◆ ЗАДАНИЕ A
Как, согласно тексту о «Страшном Суде» и Данте, ответил Данте его проводник в преддверии Ада?
◆ ЗАДАНИЕ B
Подхватите текст о «Страшном Суде» и Данте и продолжите его после последнего предложения.

◆ ИСХОДНЫЙ ТЕКСТ
□ □ □
Неожиданные ассоциации «всплывают» порой, когда начинаешь размышлять, а точнее как бы «вчувствоваться» в замечательное произведение искусства. Скажем, в данном случае, в памяти почему-то возникает «Страшный Суд» Микеланджело, но такой странный – совершенно «обезлюдивший». Вот стоит один, только один человек в пустоте, у незримой грани света и тьмы, вечного бытия или небытия, и ждет. И Бога Карающего нет, и испуганной, жмущейся к нему Мадонны – никого и ничего, даже стука собственного сердца… Да, как же так? Куда подевались все остальные? Ну, во-первых, хотя Христос приходит ко всем, Ему при этом одновременно почему-то удается посетить каждого. И судить, как нам обещано, Он тоже будет как-то «по-своему», а не по нашей человеческой логике, а во-вторых… Как там, в мрачном преддверии Ада, ответил Данте его удивительный проводник? Знаете, и повторить-то страшно: «Взгляни, и мимо!». Мимо, мимо - бесконечного числа несчастных, оказавшихся, так называемыми, ничтожными, которым нет места даже в преисподней. Кажется, в самом деле, для того, чтобы Смерть «заинтересовалась» человеком, нужно, чтобы его душа за отпущенный ей земной срок сумела стать сомасштабной грядущей тьме. А иначе – ни смерти, ни бес-смертия. Абсолютное ничто – nihil . Вряд ли даже тургеневский Базаров мечтал о такой звенящей пустоте.
□ □ □
◆ ФРАГМЕНТ ДАННЫХ
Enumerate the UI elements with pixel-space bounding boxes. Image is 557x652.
□ □ □
◆ ОЖИДАЕМЫЙ ОТВЕТ A
«Взгляни, и мимо!»

◆ ОЖИДАЕМЫЙ ОТВЕТ B
Получается, что Орфей Паршикова, при всей условности, обобщенности его живописного образа, - настоящий Орфей, ибо по своей духовной сущности он - герой в античном смысле этого слова. Есть только одно отличие: древнегреческий певец самим несбыточным желанием вернуть Эвридику страстно противостоит Судьбе, Орфей нашего времени как-то по-особому тих, скорбен и сосредоточен на той незримой нити, которая, словно не обрезанная пуповина, связывает его с вечностью. Страха уже нет, есть только трепет, соединяющий в себе невольную дрожь хрупкой плоти и трепетание ищущего Духа, предчувствующего для себя возможность утоления давней страсти.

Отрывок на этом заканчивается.